Stored records
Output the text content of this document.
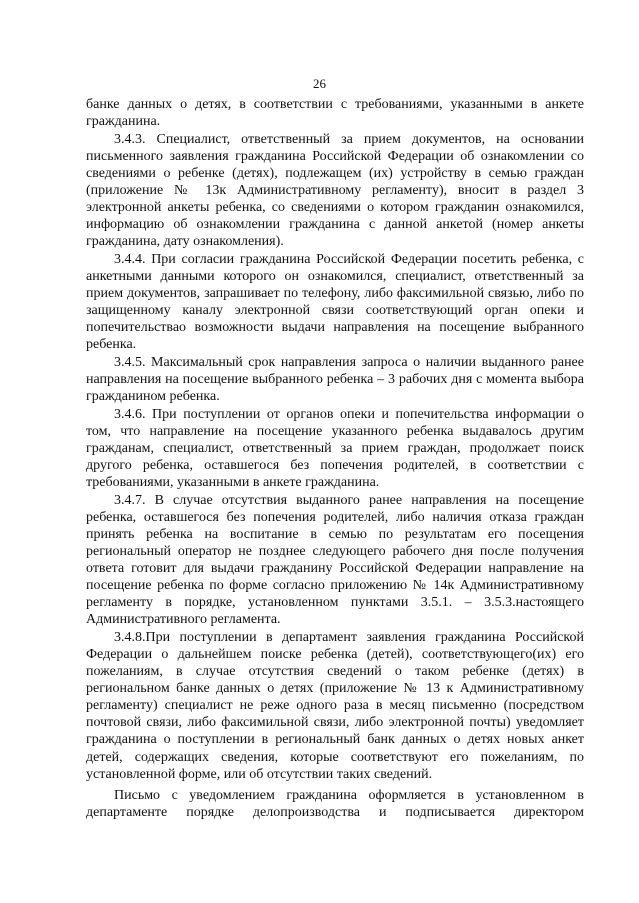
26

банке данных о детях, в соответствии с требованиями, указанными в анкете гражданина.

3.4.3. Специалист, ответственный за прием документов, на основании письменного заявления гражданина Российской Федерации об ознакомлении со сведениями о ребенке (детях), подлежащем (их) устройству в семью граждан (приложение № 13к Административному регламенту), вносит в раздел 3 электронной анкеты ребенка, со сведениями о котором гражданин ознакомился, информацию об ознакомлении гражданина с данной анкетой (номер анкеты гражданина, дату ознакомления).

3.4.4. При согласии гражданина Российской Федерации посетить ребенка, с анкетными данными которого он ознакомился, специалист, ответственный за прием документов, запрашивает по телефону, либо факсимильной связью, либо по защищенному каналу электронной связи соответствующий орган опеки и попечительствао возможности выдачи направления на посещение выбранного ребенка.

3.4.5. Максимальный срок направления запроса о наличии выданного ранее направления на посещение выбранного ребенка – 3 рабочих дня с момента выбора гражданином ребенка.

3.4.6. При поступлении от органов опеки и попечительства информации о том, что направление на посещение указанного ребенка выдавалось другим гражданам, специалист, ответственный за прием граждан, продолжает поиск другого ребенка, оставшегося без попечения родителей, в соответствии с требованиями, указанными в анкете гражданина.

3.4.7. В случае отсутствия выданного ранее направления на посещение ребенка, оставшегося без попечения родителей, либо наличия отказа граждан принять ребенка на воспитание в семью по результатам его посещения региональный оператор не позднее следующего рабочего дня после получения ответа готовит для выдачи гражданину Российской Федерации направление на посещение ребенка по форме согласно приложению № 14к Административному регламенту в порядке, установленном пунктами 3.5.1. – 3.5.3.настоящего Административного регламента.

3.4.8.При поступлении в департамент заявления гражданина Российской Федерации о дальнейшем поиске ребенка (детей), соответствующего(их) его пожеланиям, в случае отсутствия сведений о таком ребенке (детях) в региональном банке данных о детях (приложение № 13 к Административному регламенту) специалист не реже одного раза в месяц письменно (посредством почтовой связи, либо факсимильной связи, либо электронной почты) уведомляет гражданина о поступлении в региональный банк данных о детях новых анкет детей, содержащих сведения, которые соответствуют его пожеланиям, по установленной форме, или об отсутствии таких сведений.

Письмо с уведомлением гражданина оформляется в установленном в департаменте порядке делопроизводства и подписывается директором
---
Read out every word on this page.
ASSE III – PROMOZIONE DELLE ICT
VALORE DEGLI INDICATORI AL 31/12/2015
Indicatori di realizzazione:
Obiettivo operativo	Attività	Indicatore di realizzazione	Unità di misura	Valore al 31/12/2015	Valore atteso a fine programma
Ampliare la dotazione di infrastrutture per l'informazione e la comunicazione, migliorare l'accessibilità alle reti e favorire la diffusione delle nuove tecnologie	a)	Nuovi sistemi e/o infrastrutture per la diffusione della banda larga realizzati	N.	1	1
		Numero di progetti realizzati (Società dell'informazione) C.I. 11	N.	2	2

→ PROBLEM TO SOLVE: What is the number of lines in the data holding the word "требованиями"? Reply with that number only.

→ EXERCISE RESPONSE: 2